Every line of the material below must be repeated exactly.

----

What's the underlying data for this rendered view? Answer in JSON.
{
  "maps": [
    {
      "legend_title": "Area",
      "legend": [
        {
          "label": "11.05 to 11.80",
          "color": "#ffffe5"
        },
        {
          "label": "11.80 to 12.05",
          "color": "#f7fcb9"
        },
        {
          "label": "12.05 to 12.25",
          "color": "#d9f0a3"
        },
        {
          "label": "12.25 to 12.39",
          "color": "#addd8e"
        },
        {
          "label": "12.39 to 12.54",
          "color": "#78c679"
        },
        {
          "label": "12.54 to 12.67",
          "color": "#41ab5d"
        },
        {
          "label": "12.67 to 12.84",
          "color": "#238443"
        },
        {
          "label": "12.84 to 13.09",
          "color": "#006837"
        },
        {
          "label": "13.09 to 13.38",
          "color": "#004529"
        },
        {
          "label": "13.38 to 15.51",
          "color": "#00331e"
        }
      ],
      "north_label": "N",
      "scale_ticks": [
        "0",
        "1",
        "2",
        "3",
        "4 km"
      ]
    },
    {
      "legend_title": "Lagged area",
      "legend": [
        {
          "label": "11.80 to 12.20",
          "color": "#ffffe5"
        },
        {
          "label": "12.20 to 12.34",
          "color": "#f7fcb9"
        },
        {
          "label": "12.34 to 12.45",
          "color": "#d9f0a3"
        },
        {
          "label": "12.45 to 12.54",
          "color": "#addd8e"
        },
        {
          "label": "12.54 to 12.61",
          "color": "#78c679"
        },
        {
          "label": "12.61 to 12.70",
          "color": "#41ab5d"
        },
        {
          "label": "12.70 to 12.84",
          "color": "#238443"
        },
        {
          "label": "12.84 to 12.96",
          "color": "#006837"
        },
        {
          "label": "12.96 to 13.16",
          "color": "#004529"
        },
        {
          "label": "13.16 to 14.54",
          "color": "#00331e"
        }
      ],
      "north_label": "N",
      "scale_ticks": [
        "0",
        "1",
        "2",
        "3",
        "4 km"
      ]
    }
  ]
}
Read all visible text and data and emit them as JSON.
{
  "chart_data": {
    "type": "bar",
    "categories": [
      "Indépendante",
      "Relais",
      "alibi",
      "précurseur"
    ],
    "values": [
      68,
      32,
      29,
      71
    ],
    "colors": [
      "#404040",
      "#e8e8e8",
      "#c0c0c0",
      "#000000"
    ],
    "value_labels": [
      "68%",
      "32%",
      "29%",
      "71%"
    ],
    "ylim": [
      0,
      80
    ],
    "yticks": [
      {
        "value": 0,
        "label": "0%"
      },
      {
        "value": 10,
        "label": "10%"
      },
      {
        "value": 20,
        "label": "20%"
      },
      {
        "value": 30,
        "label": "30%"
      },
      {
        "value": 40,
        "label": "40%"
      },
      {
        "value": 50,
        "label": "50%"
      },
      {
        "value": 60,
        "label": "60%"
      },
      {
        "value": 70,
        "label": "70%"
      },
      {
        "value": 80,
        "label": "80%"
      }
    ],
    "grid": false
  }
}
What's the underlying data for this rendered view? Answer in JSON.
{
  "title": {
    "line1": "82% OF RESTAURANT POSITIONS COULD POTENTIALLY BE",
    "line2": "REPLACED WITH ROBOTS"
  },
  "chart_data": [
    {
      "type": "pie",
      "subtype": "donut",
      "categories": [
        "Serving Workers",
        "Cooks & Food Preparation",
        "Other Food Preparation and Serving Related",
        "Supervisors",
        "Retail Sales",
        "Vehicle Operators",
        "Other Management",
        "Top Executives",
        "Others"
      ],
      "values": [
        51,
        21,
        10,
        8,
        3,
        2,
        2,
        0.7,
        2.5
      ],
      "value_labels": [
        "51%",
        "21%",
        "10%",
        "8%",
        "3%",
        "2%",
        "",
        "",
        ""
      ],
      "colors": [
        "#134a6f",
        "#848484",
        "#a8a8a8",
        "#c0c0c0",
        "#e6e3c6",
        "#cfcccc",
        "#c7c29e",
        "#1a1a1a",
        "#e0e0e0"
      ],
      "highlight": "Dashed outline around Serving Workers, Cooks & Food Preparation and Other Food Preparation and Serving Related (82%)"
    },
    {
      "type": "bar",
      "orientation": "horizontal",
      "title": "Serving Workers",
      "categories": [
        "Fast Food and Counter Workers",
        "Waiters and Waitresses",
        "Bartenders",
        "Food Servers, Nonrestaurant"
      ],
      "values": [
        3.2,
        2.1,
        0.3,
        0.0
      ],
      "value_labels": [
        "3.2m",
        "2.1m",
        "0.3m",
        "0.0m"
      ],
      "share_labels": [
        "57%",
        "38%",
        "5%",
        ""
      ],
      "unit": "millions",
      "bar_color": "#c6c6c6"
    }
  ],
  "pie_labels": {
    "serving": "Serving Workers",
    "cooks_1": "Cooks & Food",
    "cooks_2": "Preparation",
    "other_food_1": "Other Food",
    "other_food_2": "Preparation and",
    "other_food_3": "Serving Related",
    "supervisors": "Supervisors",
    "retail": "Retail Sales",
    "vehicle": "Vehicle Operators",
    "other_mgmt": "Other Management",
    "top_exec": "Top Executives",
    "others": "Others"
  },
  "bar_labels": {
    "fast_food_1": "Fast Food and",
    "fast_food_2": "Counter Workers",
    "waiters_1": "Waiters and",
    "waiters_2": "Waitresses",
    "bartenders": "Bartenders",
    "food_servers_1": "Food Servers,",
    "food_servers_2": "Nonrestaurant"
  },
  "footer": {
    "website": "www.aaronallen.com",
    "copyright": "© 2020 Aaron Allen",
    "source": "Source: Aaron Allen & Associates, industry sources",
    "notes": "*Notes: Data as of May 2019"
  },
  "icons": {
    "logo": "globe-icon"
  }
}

----

• Response to this task:
What's the underlying data for this rendered view? Answer in JSON.
{
  "maps": [
    {
      "legend_title": "Area",
      "legend": [
        {
          "label": "11.05 to 11.80",
          "color": "#ffffe5"
        },
        {
          "label": "11.80 to 12.05",
          "color": "#f7fcb9"
        },
        {
          "label": "12.05 to 12.25",
          "color": "#d9f0a3"
        },
        {
          "label": "12.25 to 12.39",
          "color": "#addd8e"
        },
        {
          "label": "12.39 to 12.54",
          "color": "#78c679"
        },
        {
          "label": "12.54 to 12.67",
          "color": "#41ab5d"
        },
        {
          "label": "12.67 to 12.84",
          "color": "#238443"
        },
        {
          "label": "12.84 to 13.09",
          "color": "#006837"
        },
        {
          "label": "13.09 to 13.38",
          "color": "#004529"
        },
        {
          "label": "13.38 to 15.51",
          "color": "#00331e"
        }
      ],
      "north_label": "N",
      "scale_ticks": [
        "0",
        "1",
        "2",
        "3",
        "4 km"
      ]
    },
    {
      "legend_title": "Lagged area",
      "legend": [
        {
          "label": "11.80 to 12.20",
          "color": "#ffffe5"
        },
        {
          "label": "12.20 to 12.34",
          "color": "#f7fcb9"
        },
        {
          "label": "12.34 to 12.45",
          "color": "#d9f0a3"
        },
        {
          "label": "12.45 to 12.54",
          "color": "#addd8e"
        },
        {
          "label": "12.54 to 12.61",
          "color": "#78c679"
        },
        {
          "label": "12.61 to 12.70",
          "color": "#41ab5d"
        },
        {
          "label": "12.70 to 12.84",
          "color": "#238443"
        },
        {
          "label": "12.84 to 12.96",
          "color": "#006837"
        },
        {
          "label": "12.96 to 13.16",
          "color": "#004529"
        },
        {
          "label": "13.16 to 14.54",
          "color": "#00331e"
        }
      ],
      "north_label": "N",
      "scale_ticks": [
        "0",
        "1",
        "2",
        "3",
        "4 km"
      ]
    }
  ]
}
Read all visible text and data and emit them as JSON.
{
  "chart_data": {
    "type": "bar",
    "categories": [
      "Indépendante",
      "Relais",
      "alibi",
      "précurseur"
    ],
    "values": [
      68,
      32,
      29,
      71
    ],
    "colors": [
      "#404040",
      "#e8e8e8",
      "#c0c0c0",
      "#000000"
    ],
    "value_labels": [
      "68%",
      "32%",
      "29%",
      "71%"
    ],
    "ylim": [
      0,
      80
    ],
    "yticks": [
      {
        "value": 0,
        "label": "0%"
      },
      {
        "value": 10,
        "label": "10%"
      },
      {
        "value": 20,
        "label": "20%"
      },
      {
        "value": 30,
        "label": "30%"
      },
      {
        "value": 40,
        "label": "40%"
      },
      {
        "value": 50,
        "label": "50%"
      },
      {
        "value": 60,
        "label": "60%"
      },
      {
        "value": 70,
        "label": "70%"
      },
      {
        "value": 80,
        "label": "80%"
      }
    ],
    "grid": false
  }
}
What's the underlying data for this rendered view? Answer in JSON.
{
  "title": {
    "line1": "82% OF RESTAURANT POSITIONS COULD POTENTIALLY BE",
    "line2": "REPLACED WITH ROBOTS"
  },
  "chart_data": [
    {
      "type": "pie",
      "subtype": "donut",
      "categories": [
        "Serving Workers",
        "Cooks & Food Preparation",
        "Other Food Preparation and Serving Related",
        "Supervisors",
        "Retail Sales",
        "Vehicle Operators",
        "Other Management",
        "Top Executives",
        "Others"
      ],
      "values": [
        51,
        21,
        10,
        8,
        3,
        2,
        2,
        0.7,
        2.5
      ],
      "value_labels": [
        "51%",
        "21%",
        "10%",
        "8%",
        "3%",
        "2%",
        "",
        "",
        ""
      ],
      "colors": [
        "#134a6f",
        "#848484",
        "#a8a8a8",
        "#c0c0c0",
        "#e6e3c6",
        "#cfcccc",
        "#c7c29e",
        "#1a1a1a",
        "#e0e0e0"
      ],
      "highlight": "Dashed outline around Serving Workers, Cooks & Food Preparation and Other Food Preparation and Serving Related (82%)"
    },
    {
      "type": "bar",
      "orientation": "horizontal",
      "title": "Serving Workers",
      "categories": [
        "Fast Food and Counter Workers",
        "Waiters and Waitresses",
        "Bartenders",
        "Food Servers, Nonrestaurant"
      ],
      "values": [
        3.2,
        2.1,
        0.3,
        0.0
      ],
      "value_labels": [
        "3.2m",
        "2.1m",
        "0.3m",
        "0.0m"
      ],
      "share_labels": [
        "57%",
        "38%",
        "5%",
        ""
      ],
      "unit": "millions",
      "bar_color": "#c6c6c6"
    }
  ],
  "pie_labels": {
    "serving": "Serving Workers",
    "cooks_1": "Cooks & Food",
    "cooks_2": "Preparation",
    "other_food_1": "Other Food",
    "other_food_2": "Preparation and",
    "other_food_3": "Serving Related",
    "supervisors": "Supervisors",
    "retail": "Retail Sales",
    "vehicle": "Vehicle Operators",
    "other_mgmt": "Other Management",
    "top_exec": "Top Executives",
    "others": "Others"
  },
  "bar_labels": {
    "fast_food_1": "Fast Food and",
    "fast_food_2": "Counter Workers",
    "waiters_1": "Waiters and",
    "waiters_2": "Waitresses",
    "bartenders": "Bartenders",
    "food_servers_1": "Food Servers,",
    "food_servers_2": "Nonrestaurant"
  },
  "footer": {
    "website": "www.aaronallen.com",
    "copyright": "© 2020 Aaron Allen",
    "source": "Source: Aaron Allen & Associates, industry sources",
    "notes": "*Notes: Data as of May 2019"
  },
  "icons": {
    "logo": "globe-icon"
  }
}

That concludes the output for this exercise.